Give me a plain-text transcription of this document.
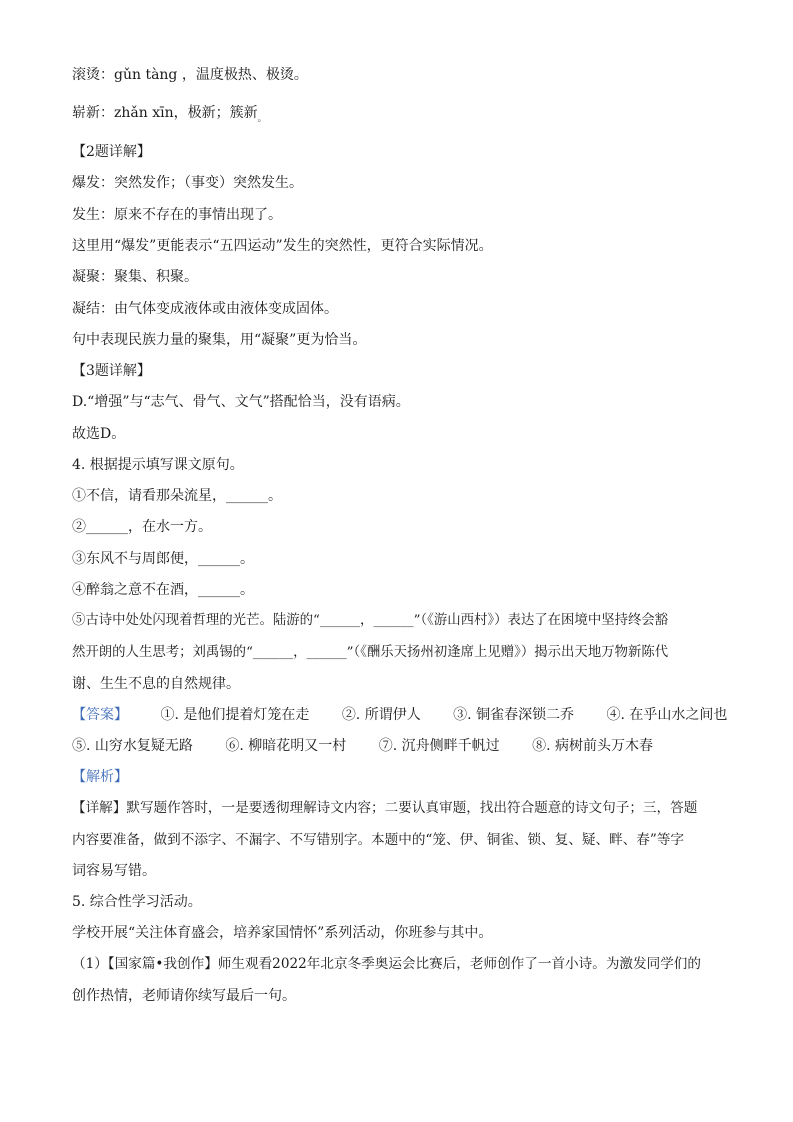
滚烫：gǔn tàng ，温度极热、极烫。
崭新：zhǎn xīn，极新；簇新$_。$
【2题详解】
爆发：突然发作；（事变）突然发生。
发生：原来不存在的事情出现了。
这里用“爆发”更能表示“五四运动”发生的突然性，更符合实际情况。
凝聚：聚集、积聚。
凝结：由气体变成液体或由液体变成固体。
句中表现民族力量的聚集，用“凝聚”更为恰当。
【3题详解】
D.“增强”与“志气、骨气、文气”搭配恰当，没有语病。
故选D。
4. 根据提示填写课文原句。
①不信，请看那朵流星，______。
②______，在水一方。
③东风不与周郎便，______。
④醉翁之意不在酒，______。
⑤古诗中处处闪现着哲理的光芒。陆游的“______，______”（《游山西村》）表达了在困境中坚持终会豁
然开朗的人生思考；刘禹锡的“______，______”（《酬乐天扬州初逢席上见赠》）揭示出天地万物新陈代
谢、生生不息的自然规律。
【答案】 ①. 是他们提着灯笼在走 ②. 所谓伊人 ③. 铜雀春深锁二乔 ④. 在乎山水之间也
⑤. 山穷水复疑无路 ⑥. 柳暗花明又一村 ⑦. 沉舟侧畔千帆过 ⑧. 病树前头万木春
【解析】
【详解】默写题作答时，一是要透彻理解诗文内容；二要认真审题，找出符合题意的诗文句子；三，答题
内容要准备，做到不添字、不漏字、不写错别字。本题中的“笼、伊、铜雀、锁、复、疑、畔、春”等字
词容易写错。
5. 综合性学习活动。
学校开展“关注体育盛会，培养家国情怀”系列活动，你班参与其中。
（1）【国家篇•我创作】师生观看2022年北京冬季奥运会比赛后，老师创作了一首小诗。为激发同学们的
创作热情，老师请你续写最后一句。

WHAT THE TASK ASKS. Without the pictures, extract every entry verbatim.

TASK RESULT.
Give me a plain-text transcription of this document.
滚烫：gǔn tàng ，温度极热、极烫。
崭新：zhǎn xīn，极新；簇新$_。$
【2题详解】
爆发：突然发作；（事变）突然发生。
发生：原来不存在的事情出现了。
这里用“爆发”更能表示“五四运动”发生的突然性，更符合实际情况。
凝聚：聚集、积聚。
凝结：由气体变成液体或由液体变成固体。
句中表现民族力量的聚集，用“凝聚”更为恰当。
【3题详解】
D.“增强”与“志气、骨气、文气”搭配恰当，没有语病。
故选D。
4. 根据提示填写课文原句。
①不信，请看那朵流星，______。
②______，在水一方。
③东风不与周郎便，______。
④醉翁之意不在酒，______。
⑤古诗中处处闪现着哲理的光芒。陆游的“______，______”（《游山西村》）表达了在困境中坚持终会豁
然开朗的人生思考；刘禹锡的“______，______”（《酬乐天扬州初逢席上见赠》）揭示出天地万物新陈代
谢、生生不息的自然规律。
【答案】 ①. 是他们提着灯笼在走 ②. 所谓伊人 ③. 铜雀春深锁二乔 ④. 在乎山水之间也
⑤. 山穷水复疑无路 ⑥. 柳暗花明又一村 ⑦. 沉舟侧畔千帆过 ⑧. 病树前头万木春
【解析】
【详解】默写题作答时，一是要透彻理解诗文内容；二要认真审题，找出符合题意的诗文句子；三，答题
内容要准备，做到不添字、不漏字、不写错别字。本题中的“笼、伊、铜雀、锁、复、疑、畔、春”等字
词容易写错。
5. 综合性学习活动。
学校开展“关注体育盛会，培养家国情怀”系列活动，你班参与其中。
（1）【国家篇•我创作】师生观看2022年北京冬季奥运会比赛后，老师创作了一首小诗。为激发同学们的
创作热情，老师请你续写最后一句。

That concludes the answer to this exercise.